Data listing:
+ + + +

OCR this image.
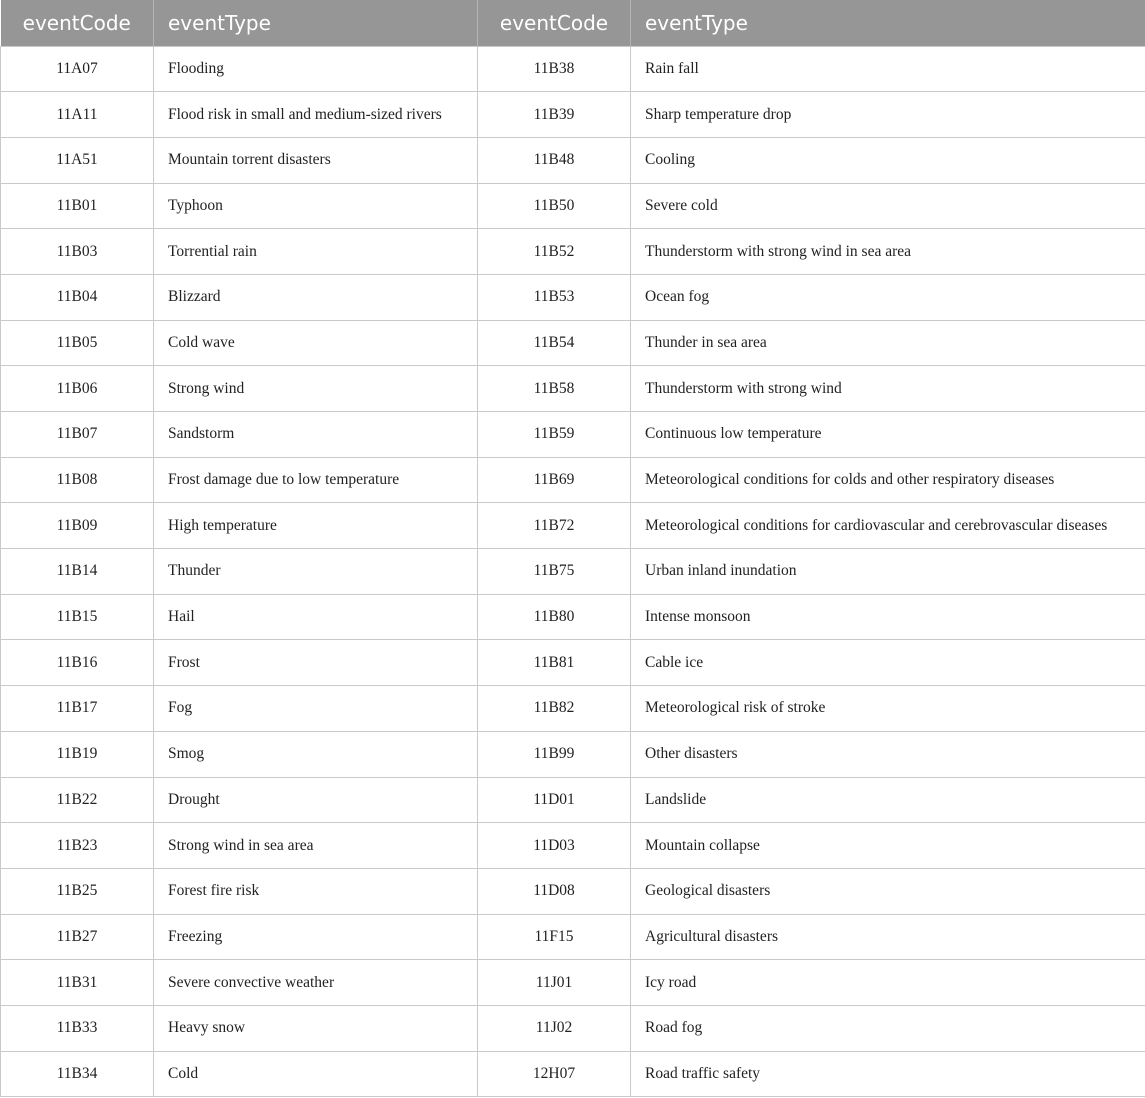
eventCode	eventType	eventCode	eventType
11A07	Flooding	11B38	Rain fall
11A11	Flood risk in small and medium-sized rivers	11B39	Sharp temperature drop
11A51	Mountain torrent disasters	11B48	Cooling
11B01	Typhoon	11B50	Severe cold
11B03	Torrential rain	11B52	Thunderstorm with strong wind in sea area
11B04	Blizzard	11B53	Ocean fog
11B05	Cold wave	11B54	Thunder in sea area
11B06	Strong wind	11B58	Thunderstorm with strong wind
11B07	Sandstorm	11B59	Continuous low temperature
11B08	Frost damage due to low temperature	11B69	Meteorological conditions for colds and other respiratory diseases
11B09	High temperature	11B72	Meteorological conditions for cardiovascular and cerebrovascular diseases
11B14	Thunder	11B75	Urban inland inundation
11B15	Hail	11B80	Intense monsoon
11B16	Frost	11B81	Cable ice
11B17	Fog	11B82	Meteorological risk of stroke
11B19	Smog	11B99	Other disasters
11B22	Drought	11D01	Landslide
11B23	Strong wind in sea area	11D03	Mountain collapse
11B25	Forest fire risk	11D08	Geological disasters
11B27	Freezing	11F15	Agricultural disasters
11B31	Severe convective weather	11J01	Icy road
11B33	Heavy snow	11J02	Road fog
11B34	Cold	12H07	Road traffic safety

+ + + +

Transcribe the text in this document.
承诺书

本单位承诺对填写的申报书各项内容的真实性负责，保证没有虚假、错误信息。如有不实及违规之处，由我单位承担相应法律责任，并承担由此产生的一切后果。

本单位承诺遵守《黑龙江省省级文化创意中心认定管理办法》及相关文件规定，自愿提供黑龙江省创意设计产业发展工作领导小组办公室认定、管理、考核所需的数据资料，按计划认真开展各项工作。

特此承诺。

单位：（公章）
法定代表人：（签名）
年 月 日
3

+ + + +

→ Task prompt
Pull every line containing the word "with" out of the entries above.

→ Response to this exercise
11B03	Torrential rain	11B52	Thunderstorm with strong wind in sea area
11B06	Strong wind	11B58	Thunderstorm with strong wind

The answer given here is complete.